● OBJECTIVE
Extract from the listing each line in which the word "Store" appears.

Data entries for graphics
-- BEGIN --
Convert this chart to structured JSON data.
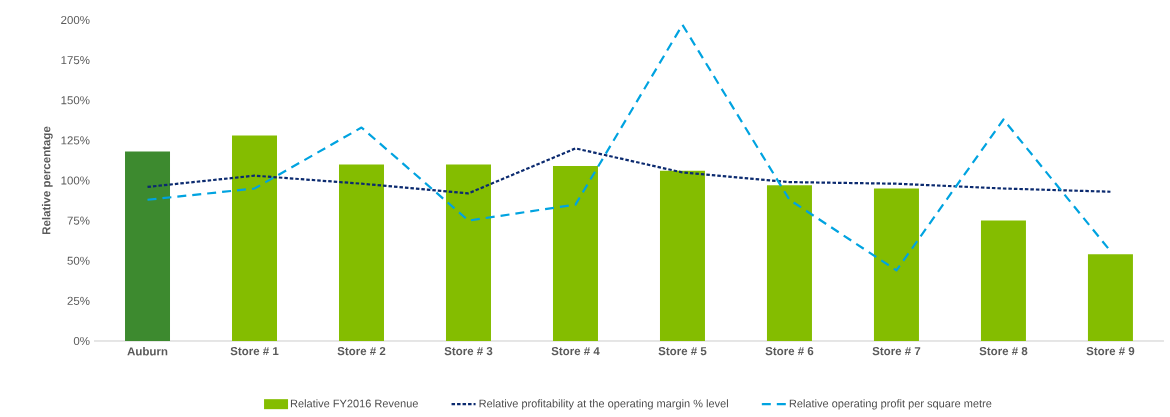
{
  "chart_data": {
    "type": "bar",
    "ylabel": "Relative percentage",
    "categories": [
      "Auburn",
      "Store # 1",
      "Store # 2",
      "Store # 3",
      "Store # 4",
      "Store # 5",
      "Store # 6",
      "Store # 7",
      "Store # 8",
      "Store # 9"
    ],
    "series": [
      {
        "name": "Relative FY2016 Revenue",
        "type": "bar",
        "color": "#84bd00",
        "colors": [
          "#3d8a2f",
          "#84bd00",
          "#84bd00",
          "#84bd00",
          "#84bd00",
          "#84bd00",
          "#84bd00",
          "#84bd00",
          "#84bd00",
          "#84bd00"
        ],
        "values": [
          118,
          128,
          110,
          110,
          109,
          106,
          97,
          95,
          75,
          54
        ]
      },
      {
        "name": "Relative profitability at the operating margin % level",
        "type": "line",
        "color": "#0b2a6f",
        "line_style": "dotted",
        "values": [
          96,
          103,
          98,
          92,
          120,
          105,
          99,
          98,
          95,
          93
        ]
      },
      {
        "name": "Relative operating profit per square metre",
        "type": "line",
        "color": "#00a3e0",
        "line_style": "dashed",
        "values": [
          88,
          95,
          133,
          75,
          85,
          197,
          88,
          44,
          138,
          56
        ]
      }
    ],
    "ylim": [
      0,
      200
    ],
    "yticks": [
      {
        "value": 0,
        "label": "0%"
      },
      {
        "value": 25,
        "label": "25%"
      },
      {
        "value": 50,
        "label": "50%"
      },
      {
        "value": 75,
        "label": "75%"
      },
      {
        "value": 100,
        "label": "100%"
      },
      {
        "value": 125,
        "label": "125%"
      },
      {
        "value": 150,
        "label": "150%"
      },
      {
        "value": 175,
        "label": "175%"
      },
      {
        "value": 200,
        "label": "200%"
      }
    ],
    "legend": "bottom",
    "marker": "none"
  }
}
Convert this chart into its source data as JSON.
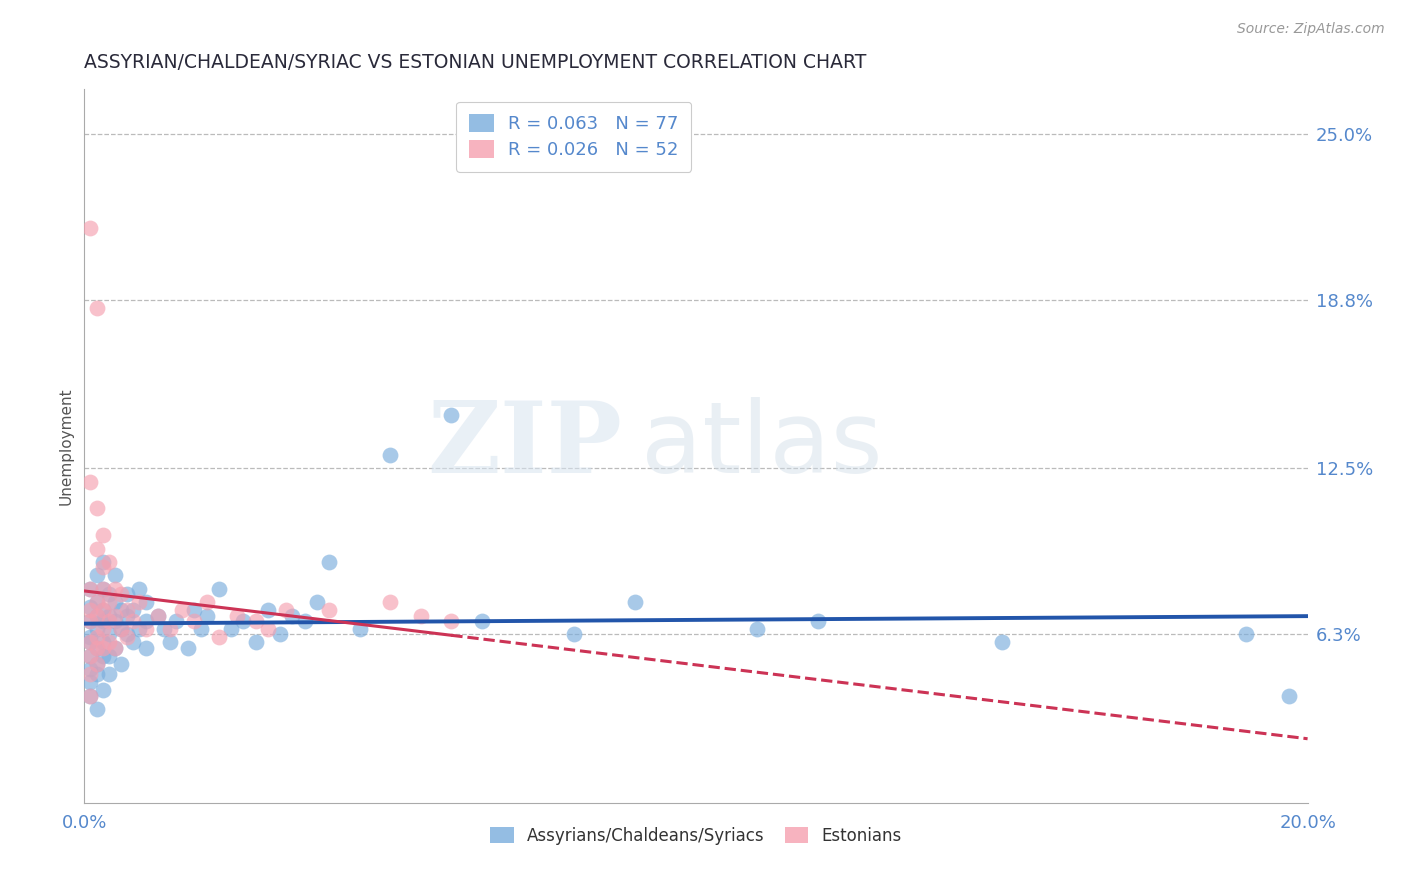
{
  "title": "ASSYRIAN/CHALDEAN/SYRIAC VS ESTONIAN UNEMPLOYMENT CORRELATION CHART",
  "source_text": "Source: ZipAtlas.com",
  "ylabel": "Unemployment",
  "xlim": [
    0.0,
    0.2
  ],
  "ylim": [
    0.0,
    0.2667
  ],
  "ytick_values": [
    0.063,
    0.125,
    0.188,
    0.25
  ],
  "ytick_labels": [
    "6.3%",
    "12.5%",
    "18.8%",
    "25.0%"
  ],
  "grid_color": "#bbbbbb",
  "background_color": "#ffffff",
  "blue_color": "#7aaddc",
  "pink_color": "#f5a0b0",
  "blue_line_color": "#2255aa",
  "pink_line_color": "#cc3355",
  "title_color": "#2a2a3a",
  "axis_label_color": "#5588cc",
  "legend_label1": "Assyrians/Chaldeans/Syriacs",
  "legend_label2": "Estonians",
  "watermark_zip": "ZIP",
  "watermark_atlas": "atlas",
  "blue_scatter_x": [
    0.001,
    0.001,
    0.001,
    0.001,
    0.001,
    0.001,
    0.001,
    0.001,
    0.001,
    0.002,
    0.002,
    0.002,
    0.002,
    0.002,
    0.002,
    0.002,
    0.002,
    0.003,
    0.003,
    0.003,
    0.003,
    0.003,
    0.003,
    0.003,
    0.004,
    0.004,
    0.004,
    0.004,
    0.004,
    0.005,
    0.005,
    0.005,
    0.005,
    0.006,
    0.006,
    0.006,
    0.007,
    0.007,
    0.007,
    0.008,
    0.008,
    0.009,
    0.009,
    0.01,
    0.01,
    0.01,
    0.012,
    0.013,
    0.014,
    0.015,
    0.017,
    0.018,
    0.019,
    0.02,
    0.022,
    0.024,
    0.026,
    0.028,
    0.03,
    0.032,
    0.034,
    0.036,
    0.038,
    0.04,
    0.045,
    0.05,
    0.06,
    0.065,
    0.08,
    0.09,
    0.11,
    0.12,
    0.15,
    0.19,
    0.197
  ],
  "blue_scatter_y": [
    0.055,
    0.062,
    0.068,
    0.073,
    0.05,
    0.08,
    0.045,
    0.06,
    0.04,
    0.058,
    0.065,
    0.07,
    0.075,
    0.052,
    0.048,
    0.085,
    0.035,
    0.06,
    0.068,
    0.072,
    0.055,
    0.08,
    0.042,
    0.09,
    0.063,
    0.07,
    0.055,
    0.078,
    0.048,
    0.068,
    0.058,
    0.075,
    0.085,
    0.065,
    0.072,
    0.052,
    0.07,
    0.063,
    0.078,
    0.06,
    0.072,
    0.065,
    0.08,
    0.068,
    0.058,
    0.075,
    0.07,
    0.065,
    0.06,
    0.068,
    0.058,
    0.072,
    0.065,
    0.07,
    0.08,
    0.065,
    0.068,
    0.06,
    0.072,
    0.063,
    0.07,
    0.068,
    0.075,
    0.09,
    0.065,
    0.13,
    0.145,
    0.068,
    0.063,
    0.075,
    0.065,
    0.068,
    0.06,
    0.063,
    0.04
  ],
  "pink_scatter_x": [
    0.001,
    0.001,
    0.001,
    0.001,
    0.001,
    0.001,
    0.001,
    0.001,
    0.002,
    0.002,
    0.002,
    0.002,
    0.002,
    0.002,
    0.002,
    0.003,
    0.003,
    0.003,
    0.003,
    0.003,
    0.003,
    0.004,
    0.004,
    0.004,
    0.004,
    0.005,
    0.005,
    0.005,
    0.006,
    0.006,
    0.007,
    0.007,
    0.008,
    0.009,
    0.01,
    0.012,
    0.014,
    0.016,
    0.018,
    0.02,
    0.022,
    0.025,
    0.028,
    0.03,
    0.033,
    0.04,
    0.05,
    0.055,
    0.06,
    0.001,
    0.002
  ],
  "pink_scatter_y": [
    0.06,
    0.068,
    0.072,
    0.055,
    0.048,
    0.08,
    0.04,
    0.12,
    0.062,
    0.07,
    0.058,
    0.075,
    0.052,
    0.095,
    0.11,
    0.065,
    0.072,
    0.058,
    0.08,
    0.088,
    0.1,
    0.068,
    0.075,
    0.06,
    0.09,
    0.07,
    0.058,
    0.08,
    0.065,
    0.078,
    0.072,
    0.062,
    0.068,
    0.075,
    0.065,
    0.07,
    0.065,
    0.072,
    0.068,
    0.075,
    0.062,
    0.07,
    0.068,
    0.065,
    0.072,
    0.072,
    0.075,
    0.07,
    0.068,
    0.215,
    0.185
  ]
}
-- END --
● CORRECT RESPONSE
      "Store # 1",
      "Store # 2",
      "Store # 3",
      "Store # 4",
      "Store # 5",
      "Store # 6",
      "Store # 7",
      "Store # 8",
      "Store # 9"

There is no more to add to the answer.